Source records
- - - - - - -

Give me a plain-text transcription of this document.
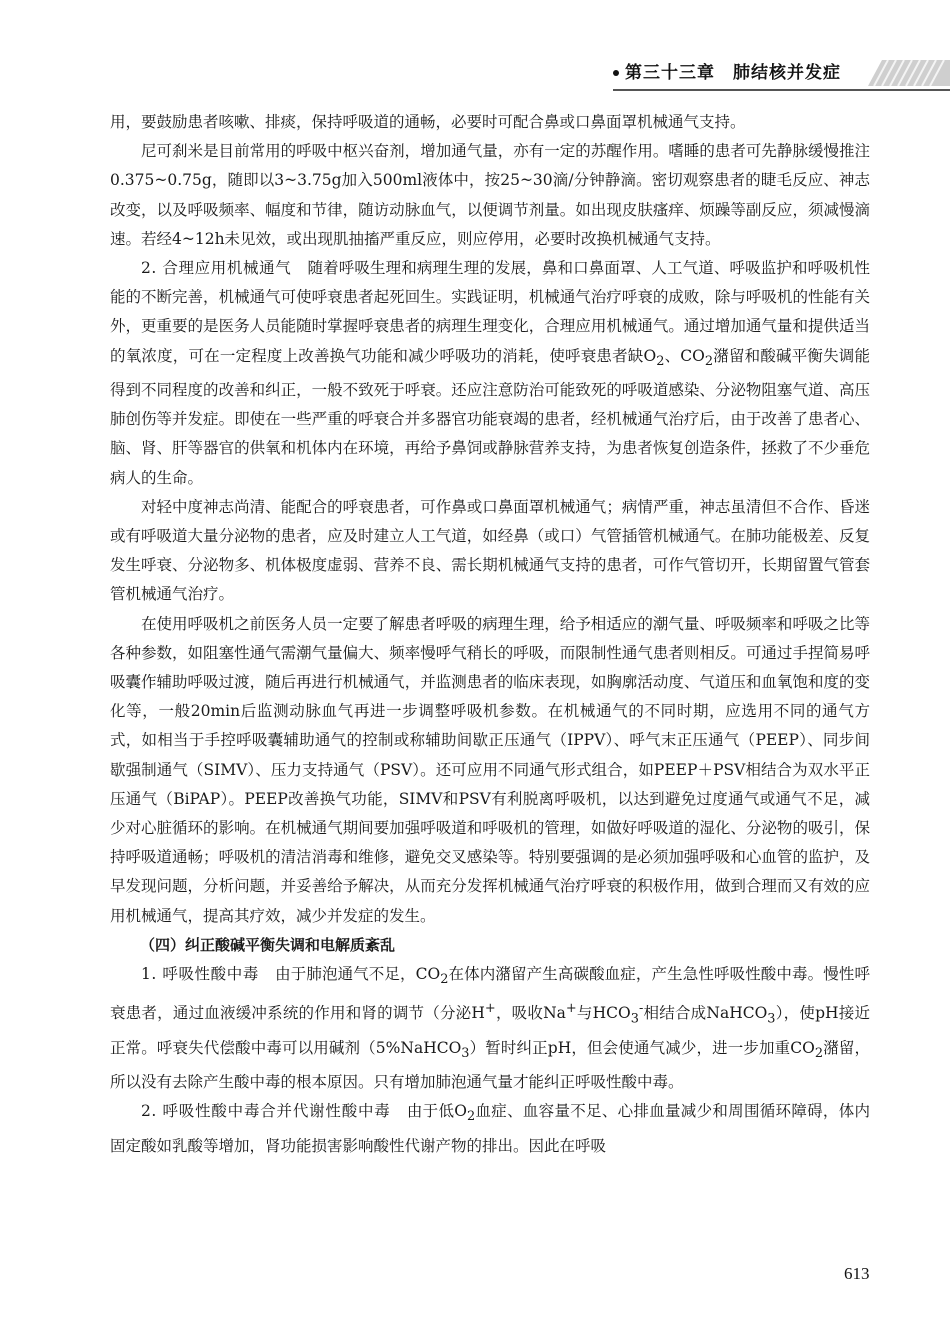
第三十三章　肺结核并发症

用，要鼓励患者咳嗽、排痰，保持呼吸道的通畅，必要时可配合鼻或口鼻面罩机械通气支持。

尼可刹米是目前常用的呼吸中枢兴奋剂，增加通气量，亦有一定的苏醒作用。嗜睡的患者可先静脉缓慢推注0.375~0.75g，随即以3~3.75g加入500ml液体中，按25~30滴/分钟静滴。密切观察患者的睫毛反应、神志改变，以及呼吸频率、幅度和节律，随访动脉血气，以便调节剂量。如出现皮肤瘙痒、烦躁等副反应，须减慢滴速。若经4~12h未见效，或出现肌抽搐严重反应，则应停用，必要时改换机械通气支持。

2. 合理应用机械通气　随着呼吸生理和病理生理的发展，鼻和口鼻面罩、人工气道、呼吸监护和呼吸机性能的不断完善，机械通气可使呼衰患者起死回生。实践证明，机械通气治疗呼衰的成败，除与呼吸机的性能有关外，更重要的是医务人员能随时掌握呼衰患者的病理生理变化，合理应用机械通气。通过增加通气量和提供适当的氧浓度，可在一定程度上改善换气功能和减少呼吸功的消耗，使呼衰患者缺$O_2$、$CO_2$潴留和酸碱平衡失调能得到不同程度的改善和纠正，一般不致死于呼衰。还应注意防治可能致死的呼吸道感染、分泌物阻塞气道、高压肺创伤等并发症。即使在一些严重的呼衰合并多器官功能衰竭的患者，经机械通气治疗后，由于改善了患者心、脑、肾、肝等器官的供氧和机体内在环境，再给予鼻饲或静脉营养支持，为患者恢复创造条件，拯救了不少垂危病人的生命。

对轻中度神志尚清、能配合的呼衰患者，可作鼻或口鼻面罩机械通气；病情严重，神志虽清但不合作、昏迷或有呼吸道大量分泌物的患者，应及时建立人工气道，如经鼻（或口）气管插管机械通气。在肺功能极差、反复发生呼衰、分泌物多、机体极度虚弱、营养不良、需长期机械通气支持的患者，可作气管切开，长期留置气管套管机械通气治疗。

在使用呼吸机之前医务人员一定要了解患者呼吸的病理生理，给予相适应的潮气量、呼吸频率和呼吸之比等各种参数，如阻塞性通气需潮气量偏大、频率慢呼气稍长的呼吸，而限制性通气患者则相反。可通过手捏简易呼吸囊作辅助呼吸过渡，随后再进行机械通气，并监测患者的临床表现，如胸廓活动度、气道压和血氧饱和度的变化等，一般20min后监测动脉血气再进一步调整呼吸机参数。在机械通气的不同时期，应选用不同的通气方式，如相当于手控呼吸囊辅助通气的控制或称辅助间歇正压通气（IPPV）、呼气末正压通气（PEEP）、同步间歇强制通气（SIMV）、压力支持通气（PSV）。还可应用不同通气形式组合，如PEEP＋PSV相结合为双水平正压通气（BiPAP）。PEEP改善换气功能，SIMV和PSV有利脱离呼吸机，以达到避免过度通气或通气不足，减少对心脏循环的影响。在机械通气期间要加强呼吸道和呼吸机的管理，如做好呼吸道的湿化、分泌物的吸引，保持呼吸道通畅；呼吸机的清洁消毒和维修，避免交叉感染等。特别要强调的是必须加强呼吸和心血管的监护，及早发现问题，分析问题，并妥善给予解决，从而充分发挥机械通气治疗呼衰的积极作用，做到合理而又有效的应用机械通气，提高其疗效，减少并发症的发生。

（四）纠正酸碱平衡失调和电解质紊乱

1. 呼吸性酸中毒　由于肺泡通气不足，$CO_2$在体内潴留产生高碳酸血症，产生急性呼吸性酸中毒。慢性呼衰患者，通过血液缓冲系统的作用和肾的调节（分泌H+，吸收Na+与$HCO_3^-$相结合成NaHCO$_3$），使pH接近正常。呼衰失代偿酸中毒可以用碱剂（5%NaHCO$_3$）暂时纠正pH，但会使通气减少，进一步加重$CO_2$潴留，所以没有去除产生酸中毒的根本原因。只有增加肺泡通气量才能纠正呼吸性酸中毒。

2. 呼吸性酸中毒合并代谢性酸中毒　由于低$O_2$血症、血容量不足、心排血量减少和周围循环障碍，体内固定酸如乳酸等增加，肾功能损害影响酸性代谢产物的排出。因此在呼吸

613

- - - - - - -

**SHORT PROBLEM**
Restate the whole of the material word for word without the pictures.

**EXERCISE ANSWER**
Give me a plain-text transcription of this document.
第三十三章　肺结核并发症

用，要鼓励患者咳嗽、排痰，保持呼吸道的通畅，必要时可配合鼻或口鼻面罩机械通气支持。

尼可刹米是目前常用的呼吸中枢兴奋剂，增加通气量，亦有一定的苏醒作用。嗜睡的患者可先静脉缓慢推注0.375~0.75g，随即以3~3.75g加入500ml液体中，按25~30滴/分钟静滴。密切观察患者的睫毛反应、神志改变，以及呼吸频率、幅度和节律，随访动脉血气，以便调节剂量。如出现皮肤瘙痒、烦躁等副反应，须减慢滴速。若经4~12h未见效，或出现肌抽搐严重反应，则应停用，必要时改换机械通气支持。

2. 合理应用机械通气　随着呼吸生理和病理生理的发展，鼻和口鼻面罩、人工气道、呼吸监护和呼吸机性能的不断完善，机械通气可使呼衰患者起死回生。实践证明，机械通气治疗呼衰的成败，除与呼吸机的性能有关外，更重要的是医务人员能随时掌握呼衰患者的病理生理变化，合理应用机械通气。通过增加通气量和提供适当的氧浓度，可在一定程度上改善换气功能和减少呼吸功的消耗，使呼衰患者缺$O_2$、$CO_2$潴留和酸碱平衡失调能得到不同程度的改善和纠正，一般不致死于呼衰。还应注意防治可能致死的呼吸道感染、分泌物阻塞气道、高压肺创伤等并发症。即使在一些严重的呼衰合并多器官功能衰竭的患者，经机械通气治疗后，由于改善了患者心、脑、肾、肝等器官的供氧和机体内在环境，再给予鼻饲或静脉营养支持，为患者恢复创造条件，拯救了不少垂危病人的生命。

对轻中度神志尚清、能配合的呼衰患者，可作鼻或口鼻面罩机械通气；病情严重，神志虽清但不合作、昏迷或有呼吸道大量分泌物的患者，应及时建立人工气道，如经鼻（或口）气管插管机械通气。在肺功能极差、反复发生呼衰、分泌物多、机体极度虚弱、营养不良、需长期机械通气支持的患者，可作气管切开，长期留置气管套管机械通气治疗。

在使用呼吸机之前医务人员一定要了解患者呼吸的病理生理，给予相适应的潮气量、呼吸频率和呼吸之比等各种参数，如阻塞性通气需潮气量偏大、频率慢呼气稍长的呼吸，而限制性通气患者则相反。可通过手捏简易呼吸囊作辅助呼吸过渡，随后再进行机械通气，并监测患者的临床表现，如胸廓活动度、气道压和血氧饱和度的变化等，一般20min后监测动脉血气再进一步调整呼吸机参数。在机械通气的不同时期，应选用不同的通气方式，如相当于手控呼吸囊辅助通气的控制或称辅助间歇正压通气（IPPV）、呼气末正压通气（PEEP）、同步间歇强制通气（SIMV）、压力支持通气（PSV）。还可应用不同通气形式组合，如PEEP＋PSV相结合为双水平正压通气（BiPAP）。PEEP改善换气功能，SIMV和PSV有利脱离呼吸机，以达到避免过度通气或通气不足，减少对心脏循环的影响。在机械通气期间要加强呼吸道和呼吸机的管理，如做好呼吸道的湿化、分泌物的吸引，保持呼吸道通畅；呼吸机的清洁消毒和维修，避免交叉感染等。特别要强调的是必须加强呼吸和心血管的监护，及早发现问题，分析问题，并妥善给予解决，从而充分发挥机械通气治疗呼衰的积极作用，做到合理而又有效的应用机械通气，提高其疗效，减少并发症的发生。

（四）纠正酸碱平衡失调和电解质紊乱

1. 呼吸性酸中毒　由于肺泡通气不足，$CO_2$在体内潴留产生高碳酸血症，产生急性呼吸性酸中毒。慢性呼衰患者，通过血液缓冲系统的作用和肾的调节（分泌H+，吸收Na+与$HCO_3^-$相结合成NaHCO$_3$），使pH接近正常。呼衰失代偿酸中毒可以用碱剂（5%NaHCO$_3$）暂时纠正pH，但会使通气减少，进一步加重$CO_2$潴留，所以没有去除产生酸中毒的根本原因。只有增加肺泡通气量才能纠正呼吸性酸中毒。

2. 呼吸性酸中毒合并代谢性酸中毒　由于低$O_2$血症、血容量不足、心排血量减少和周围循环障碍，体内固定酸如乳酸等增加，肾功能损害影响酸性代谢产物的排出。因此在呼吸

613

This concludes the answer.